## Start Records provided
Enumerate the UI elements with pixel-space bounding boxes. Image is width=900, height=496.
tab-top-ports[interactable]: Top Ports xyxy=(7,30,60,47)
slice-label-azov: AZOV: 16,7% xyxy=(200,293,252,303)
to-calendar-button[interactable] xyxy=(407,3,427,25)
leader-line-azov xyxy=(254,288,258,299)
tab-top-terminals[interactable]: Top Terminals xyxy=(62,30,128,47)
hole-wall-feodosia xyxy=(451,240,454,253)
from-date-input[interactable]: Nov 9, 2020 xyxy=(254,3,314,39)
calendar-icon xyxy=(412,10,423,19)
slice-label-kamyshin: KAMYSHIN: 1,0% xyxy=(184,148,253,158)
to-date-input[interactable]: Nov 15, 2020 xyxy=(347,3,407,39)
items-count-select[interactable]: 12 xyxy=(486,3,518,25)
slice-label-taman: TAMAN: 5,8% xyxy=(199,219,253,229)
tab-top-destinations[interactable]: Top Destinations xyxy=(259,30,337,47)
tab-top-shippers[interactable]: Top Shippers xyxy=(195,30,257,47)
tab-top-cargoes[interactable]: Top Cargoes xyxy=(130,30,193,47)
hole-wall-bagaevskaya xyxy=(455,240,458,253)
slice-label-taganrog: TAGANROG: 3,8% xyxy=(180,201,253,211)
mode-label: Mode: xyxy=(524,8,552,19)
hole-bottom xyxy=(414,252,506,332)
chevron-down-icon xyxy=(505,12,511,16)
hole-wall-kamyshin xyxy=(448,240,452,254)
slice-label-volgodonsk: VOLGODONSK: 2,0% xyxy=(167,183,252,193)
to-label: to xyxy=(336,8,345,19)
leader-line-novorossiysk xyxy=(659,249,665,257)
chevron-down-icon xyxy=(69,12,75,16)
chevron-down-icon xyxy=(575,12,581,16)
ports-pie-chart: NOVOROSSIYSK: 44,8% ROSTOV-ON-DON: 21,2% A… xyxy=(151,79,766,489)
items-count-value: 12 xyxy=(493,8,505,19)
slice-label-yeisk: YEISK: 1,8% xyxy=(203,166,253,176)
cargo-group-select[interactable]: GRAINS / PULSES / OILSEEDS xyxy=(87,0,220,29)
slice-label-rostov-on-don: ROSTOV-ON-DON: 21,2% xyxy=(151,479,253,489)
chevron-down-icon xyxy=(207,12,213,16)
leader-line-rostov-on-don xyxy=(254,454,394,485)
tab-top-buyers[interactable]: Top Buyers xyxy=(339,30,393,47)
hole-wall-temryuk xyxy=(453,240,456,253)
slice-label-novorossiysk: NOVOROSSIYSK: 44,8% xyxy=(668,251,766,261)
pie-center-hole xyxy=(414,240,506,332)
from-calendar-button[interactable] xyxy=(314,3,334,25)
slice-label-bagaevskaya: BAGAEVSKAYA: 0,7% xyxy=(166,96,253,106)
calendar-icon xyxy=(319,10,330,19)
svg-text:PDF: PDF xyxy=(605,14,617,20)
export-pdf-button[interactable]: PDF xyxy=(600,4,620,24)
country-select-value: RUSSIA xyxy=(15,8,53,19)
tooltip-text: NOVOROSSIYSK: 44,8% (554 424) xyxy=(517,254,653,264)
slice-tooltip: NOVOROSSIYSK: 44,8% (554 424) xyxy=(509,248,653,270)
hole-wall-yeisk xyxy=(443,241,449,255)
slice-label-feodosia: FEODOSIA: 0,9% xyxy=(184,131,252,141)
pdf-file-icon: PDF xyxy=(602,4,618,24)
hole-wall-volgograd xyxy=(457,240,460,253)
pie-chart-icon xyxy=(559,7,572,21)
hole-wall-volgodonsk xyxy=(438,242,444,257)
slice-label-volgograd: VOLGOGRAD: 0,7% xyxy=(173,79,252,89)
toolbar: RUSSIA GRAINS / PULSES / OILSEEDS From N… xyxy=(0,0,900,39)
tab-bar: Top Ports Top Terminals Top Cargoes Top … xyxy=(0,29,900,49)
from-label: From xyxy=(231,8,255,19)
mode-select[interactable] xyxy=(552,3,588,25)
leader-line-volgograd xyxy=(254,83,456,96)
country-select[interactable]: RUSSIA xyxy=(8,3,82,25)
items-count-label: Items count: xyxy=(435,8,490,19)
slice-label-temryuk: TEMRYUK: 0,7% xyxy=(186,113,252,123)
## End Records provided
## Start Records provided
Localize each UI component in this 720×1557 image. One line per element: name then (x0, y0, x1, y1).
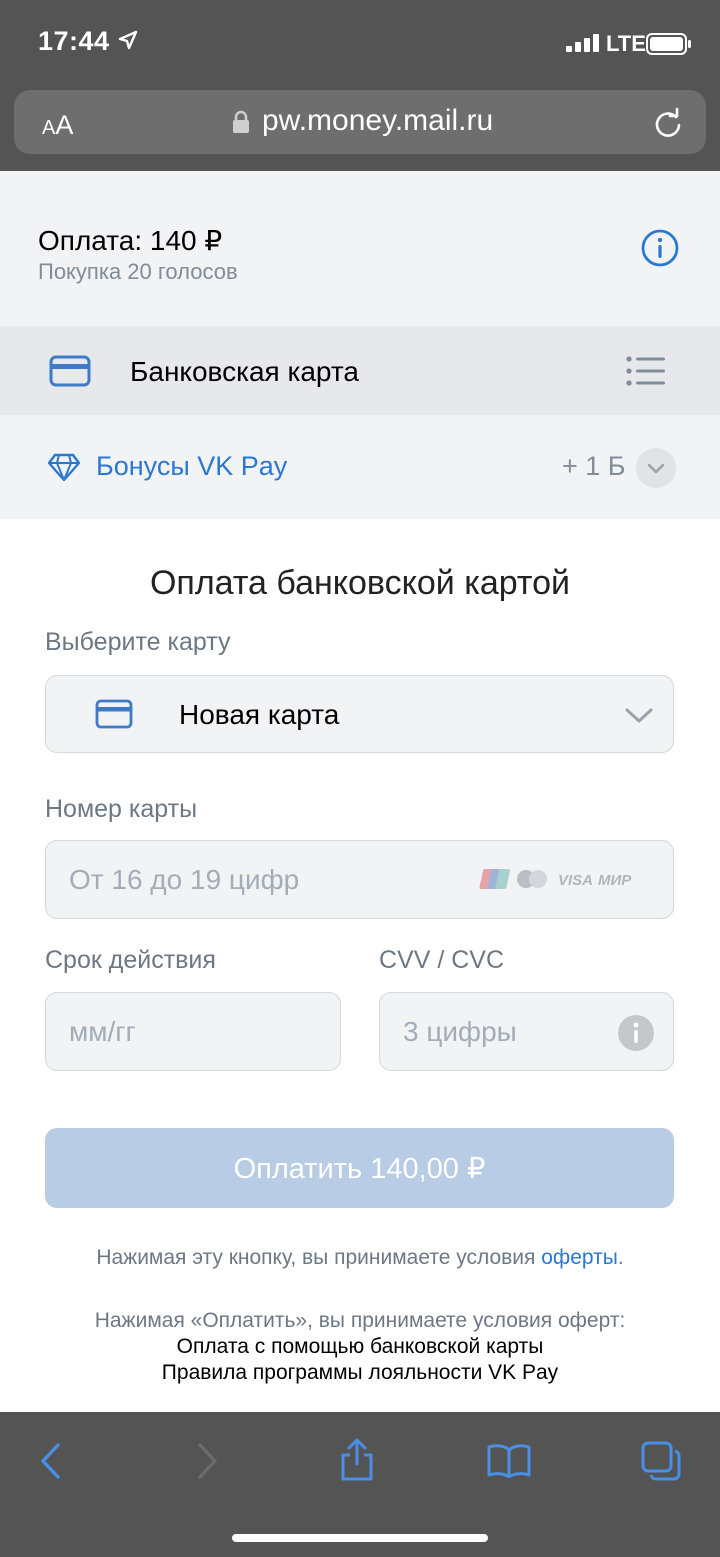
## End Records provided
-- Aim --
Can you turn the listing, from the line with "Enumerate the UI" up to and including the line with "hole-bottom xyxy=(414,252,506,332)", into a JSON list of strings with one string per line and blank lines left out?

-- Response below --
[
  "Enumerate the UI elements with pixel-space bounding boxes. Image is width=900, height=496.",
  "tab-top-ports[interactable]: Top Ports xyxy=(7,30,60,47)",
  "slice-label-azov: AZOV: 16,7% xyxy=(200,293,252,303)",
  "to-calendar-button[interactable] xyxy=(407,3,427,25)",
  "leader-line-azov xyxy=(254,288,258,299)",
  "tab-top-terminals[interactable]: Top Terminals xyxy=(62,30,128,47)",
  "hole-wall-feodosia xyxy=(451,240,454,253)",
  "from-date-input[interactable]: Nov 9, 2020 xyxy=(254,3,314,39)",
  "calendar-icon xyxy=(412,10,423,19)",
  "slice-label-kamyshin: KAMYSHIN: 1,0% xyxy=(184,148,253,158)",
  "to-date-input[interactable]: Nov 15, 2020 xyxy=(347,3,407,39)",
  "items-count-select[interactable]: 12 xyxy=(486,3,518,25)",
  "slice-label-taman: TAMAN: 5,8% xyxy=(199,219,253,229)",
  "tab-top-destinations[interactable]: Top Destinations xyxy=(259,30,337,47)",
  "tab-top-shippers[interactable]: Top Shippers xyxy=(195,30,257,47)",
  "tab-top-cargoes[interactable]: Top Cargoes xyxy=(130,30,193,47)",
  "hole-wall-bagaevskaya xyxy=(455,240,458,253)",
  "slice-label-taganrog: TAGANROG: 3,8% xyxy=(180,201,253,211)",
  "mode-label: Mode: xyxy=(524,8,552,19)",
  "hole-bottom xyxy=(414,252,506,332)"
]